▸ REQUIREMENT
Find the string "country" and gather every line that holds it.

-- Begin EXCERPTED RECORDS --

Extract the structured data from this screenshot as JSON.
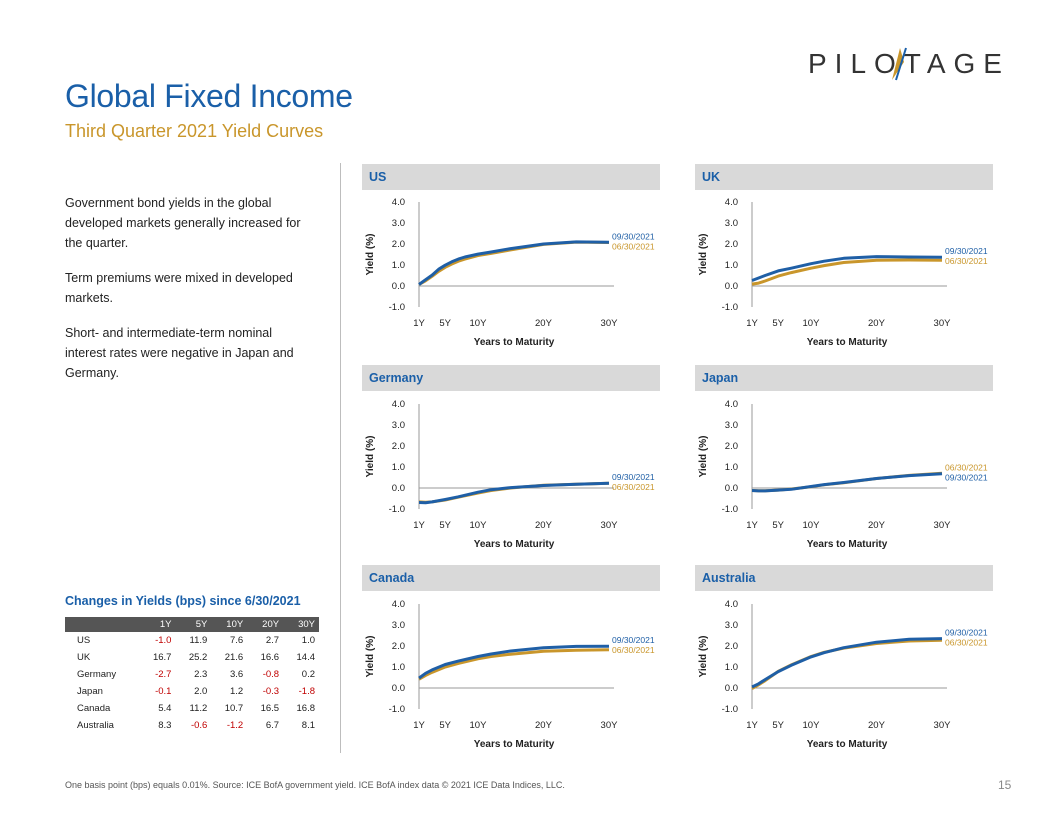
{
  "logo": {
    "text": "PILOTAGE"
  },
  "header": {
    "title": "Global Fixed Income",
    "subtitle": "Third Quarter 2021 Yield Curves"
  },
  "body_text": [
    "Government  bond yields in the global developed  markets generally increased for the quarter.",
    "Term premiums were mixed in developed  markets.",
    "Short- and intermediate-term  nominal interest rates were  negative  in Japan and Germany."
  ],
  "changes": {
    "title": "Changes in Yields (bps) since 6/30/2021",
    "columns": [
      "",
      "1Y",
      "5Y",
      "10Y",
      "20Y",
      "30Y"
    ],
    "rows": [
      {
        "country": "US",
        "values": [
          -1.0,
          11.9,
          7.6,
          2.7,
          1.0
        ],
        "display": [
          "-1.0",
          "11.9",
          "7.6",
          "2.7",
          "1.0"
        ]
      },
      {
        "country": "UK",
        "values": [
          16.7,
          25.2,
          21.6,
          16.6,
          14.4
        ],
        "display": [
          "16.7",
          "25.2",
          "21.6",
          "16.6",
          "14.4"
        ]
      },
      {
        "country": "Germany",
        "values": [
          -2.7,
          2.3,
          3.6,
          -0.8,
          0.2
        ],
        "display": [
          "-2.7",
          "2.3",
          "3.6",
          "-0.8",
          "0.2"
        ]
      },
      {
        "country": "Japan",
        "values": [
          -0.1,
          2.0,
          1.2,
          -0.3,
          -1.8
        ],
        "display": [
          "-0.1",
          "2.0",
          "1.2",
          "-0.3",
          "-1.8"
        ]
      },
      {
        "country": "Canada",
        "values": [
          5.4,
          11.2,
          10.7,
          16.5,
          16.8
        ],
        "display": [
          "5.4",
          "11.2",
          "10.7",
          "16.5",
          "16.8"
        ]
      },
      {
        "country": "Australia",
        "values": [
          8.3,
          -0.6,
          -1.2,
          6.7,
          8.1
        ],
        "display": [
          "8.3",
          "-0.6",
          "-1.2",
          "6.7",
          "8.1"
        ]
      }
    ]
  },
  "footnote": "One basis point (bps) equals 0.01%. Source: ICE BofA government yield. ICE BofA index data © 2021 ICE Data Indices, LLC.",
  "page_number": "15",
  "colors": {
    "current": "#1f5fa6",
    "prior": "#c9962b",
    "title": "#1a5fa8",
    "negative": "#c00000"
  },
  "chart_data": [
    {
      "type": "line",
      "title": "US",
      "xlabel": "Years to Maturity",
      "ylabel": "Yield (%)",
      "x_ticks": [
        1,
        5,
        10,
        20,
        30
      ],
      "x_tick_labels": [
        "1Y",
        "5Y",
        "10Y",
        "20Y",
        "30Y"
      ],
      "y_ticks": [
        -1,
        0,
        1,
        2,
        3,
        4
      ],
      "y_tick_labels": [
        "-1.0",
        "0.0",
        "1.0",
        "2.0",
        "3.0",
        "4.0"
      ],
      "ylim": [
        -1,
        4
      ],
      "xlim": [
        1,
        30
      ],
      "x": [
        1,
        2,
        3,
        4,
        5,
        6,
        7,
        8,
        10,
        12,
        15,
        20,
        25,
        30
      ],
      "series": [
        {
          "name": "09/30/2021",
          "values": [
            0.07,
            0.3,
            0.52,
            0.8,
            0.99,
            1.15,
            1.28,
            1.38,
            1.52,
            1.62,
            1.78,
            2.0,
            2.1,
            2.08
          ]
        },
        {
          "name": "06/30/2021",
          "values": [
            0.07,
            0.25,
            0.46,
            0.7,
            0.89,
            1.05,
            1.18,
            1.28,
            1.45,
            1.55,
            1.72,
            1.98,
            2.09,
            2.07
          ]
        }
      ]
    },
    {
      "type": "line",
      "title": "UK",
      "xlabel": "Years to Maturity",
      "ylabel": "Yield (%)",
      "x_ticks": [
        1,
        5,
        10,
        20,
        30
      ],
      "x_tick_labels": [
        "1Y",
        "5Y",
        "10Y",
        "20Y",
        "30Y"
      ],
      "y_ticks": [
        -1,
        0,
        1,
        2,
        3,
        4
      ],
      "y_tick_labels": [
        "-1.0",
        "0.0",
        "1.0",
        "2.0",
        "3.0",
        "4.0"
      ],
      "ylim": [
        -1,
        4
      ],
      "xlim": [
        1,
        30
      ],
      "x": [
        1,
        2,
        3,
        5,
        7,
        10,
        12,
        15,
        20,
        25,
        30
      ],
      "series": [
        {
          "name": "09/30/2021",
          "values": [
            0.26,
            0.38,
            0.5,
            0.72,
            0.85,
            1.06,
            1.18,
            1.32,
            1.4,
            1.38,
            1.37
          ]
        },
        {
          "name": "06/30/2021",
          "values": [
            0.09,
            0.14,
            0.24,
            0.47,
            0.64,
            0.85,
            0.97,
            1.12,
            1.23,
            1.24,
            1.23
          ]
        }
      ]
    },
    {
      "type": "line",
      "title": "Germany",
      "xlabel": "Years to Maturity",
      "ylabel": "Yield (%)",
      "x_ticks": [
        1,
        5,
        10,
        20,
        30
      ],
      "x_tick_labels": [
        "1Y",
        "5Y",
        "10Y",
        "20Y",
        "30Y"
      ],
      "y_ticks": [
        -1,
        0,
        1,
        2,
        3,
        4
      ],
      "y_tick_labels": [
        "-1.0",
        "0.0",
        "1.0",
        "2.0",
        "3.0",
        "4.0"
      ],
      "ylim": [
        -1,
        4
      ],
      "xlim": [
        1,
        30
      ],
      "x": [
        1,
        2,
        3,
        5,
        7,
        10,
        12,
        15,
        20,
        25,
        30
      ],
      "series": [
        {
          "name": "09/30/2021",
          "values": [
            -0.69,
            -0.7,
            -0.66,
            -0.55,
            -0.42,
            -0.2,
            -0.08,
            0.02,
            0.12,
            0.18,
            0.23
          ]
        },
        {
          "name": "06/30/2021",
          "values": [
            -0.66,
            -0.68,
            -0.66,
            -0.57,
            -0.44,
            -0.24,
            -0.12,
            0.0,
            0.13,
            0.18,
            0.23
          ]
        }
      ]
    },
    {
      "type": "line",
      "title": "Japan",
      "xlabel": "Years to Maturity",
      "ylabel": "Yield (%)",
      "x_ticks": [
        1,
        5,
        10,
        20,
        30
      ],
      "x_tick_labels": [
        "1Y",
        "5Y",
        "10Y",
        "20Y",
        "30Y"
      ],
      "y_ticks": [
        -1,
        0,
        1,
        2,
        3,
        4
      ],
      "y_tick_labels": [
        "-1.0",
        "0.0",
        "1.0",
        "2.0",
        "3.0",
        "4.0"
      ],
      "ylim": [
        -1,
        4
      ],
      "xlim": [
        1,
        30
      ],
      "x": [
        1,
        2,
        3,
        5,
        7,
        10,
        12,
        15,
        20,
        25,
        30
      ],
      "series": [
        {
          "name": "06/30/2021",
          "values": [
            -0.12,
            -0.13,
            -0.13,
            -0.1,
            -0.05,
            0.06,
            0.15,
            0.25,
            0.45,
            0.6,
            0.7
          ]
        },
        {
          "name": "09/30/2021",
          "values": [
            -0.12,
            -0.14,
            -0.14,
            -0.1,
            -0.06,
            0.07,
            0.16,
            0.26,
            0.45,
            0.59,
            0.68
          ]
        }
      ]
    },
    {
      "type": "line",
      "title": "Canada",
      "xlabel": "Years to Maturity",
      "ylabel": "Yield (%)",
      "x_ticks": [
        1,
        5,
        10,
        20,
        30
      ],
      "x_tick_labels": [
        "1Y",
        "5Y",
        "10Y",
        "20Y",
        "30Y"
      ],
      "y_ticks": [
        -1,
        0,
        1,
        2,
        3,
        4
      ],
      "y_tick_labels": [
        "-1.0",
        "0.0",
        "1.0",
        "2.0",
        "3.0",
        "4.0"
      ],
      "ylim": [
        -1,
        4
      ],
      "xlim": [
        1,
        30
      ],
      "x": [
        1,
        2,
        3,
        5,
        7,
        10,
        12,
        15,
        20,
        25,
        30
      ],
      "series": [
        {
          "name": "09/30/2021",
          "values": [
            0.47,
            0.7,
            0.86,
            1.12,
            1.28,
            1.5,
            1.62,
            1.76,
            1.92,
            1.98,
            1.99
          ]
        },
        {
          "name": "06/30/2021",
          "values": [
            0.42,
            0.6,
            0.75,
            1.0,
            1.17,
            1.39,
            1.5,
            1.61,
            1.75,
            1.8,
            1.82
          ]
        }
      ]
    },
    {
      "type": "line",
      "title": "Australia",
      "xlabel": "Years to Maturity",
      "ylabel": "Yield (%)",
      "x_ticks": [
        1,
        5,
        10,
        20,
        30
      ],
      "x_tick_labels": [
        "1Y",
        "5Y",
        "10Y",
        "20Y",
        "30Y"
      ],
      "y_ticks": [
        -1,
        0,
        1,
        2,
        3,
        4
      ],
      "y_tick_labels": [
        "-1.0",
        "0.0",
        "1.0",
        "2.0",
        "3.0",
        "4.0"
      ],
      "ylim": [
        -1,
        4
      ],
      "xlim": [
        1,
        30
      ],
      "x": [
        1,
        2,
        3,
        5,
        7,
        10,
        12,
        15,
        20,
        25,
        30
      ],
      "series": [
        {
          "name": "09/30/2021",
          "values": [
            0.05,
            0.2,
            0.4,
            0.78,
            1.08,
            1.48,
            1.68,
            1.92,
            2.18,
            2.32,
            2.35
          ]
        },
        {
          "name": "06/30/2021",
          "values": [
            -0.03,
            0.15,
            0.35,
            0.79,
            1.1,
            1.5,
            1.7,
            1.9,
            2.12,
            2.24,
            2.27
          ]
        }
      ]
    }
  ]
}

-- End EXCERPTED RECORDS --

▸ EXERCISE SOLUTION
        "country": "US",
        "country": "UK",
        "country": "Germany",
        "country": "Japan",
        "country": "Canada",
        "country": "Australia",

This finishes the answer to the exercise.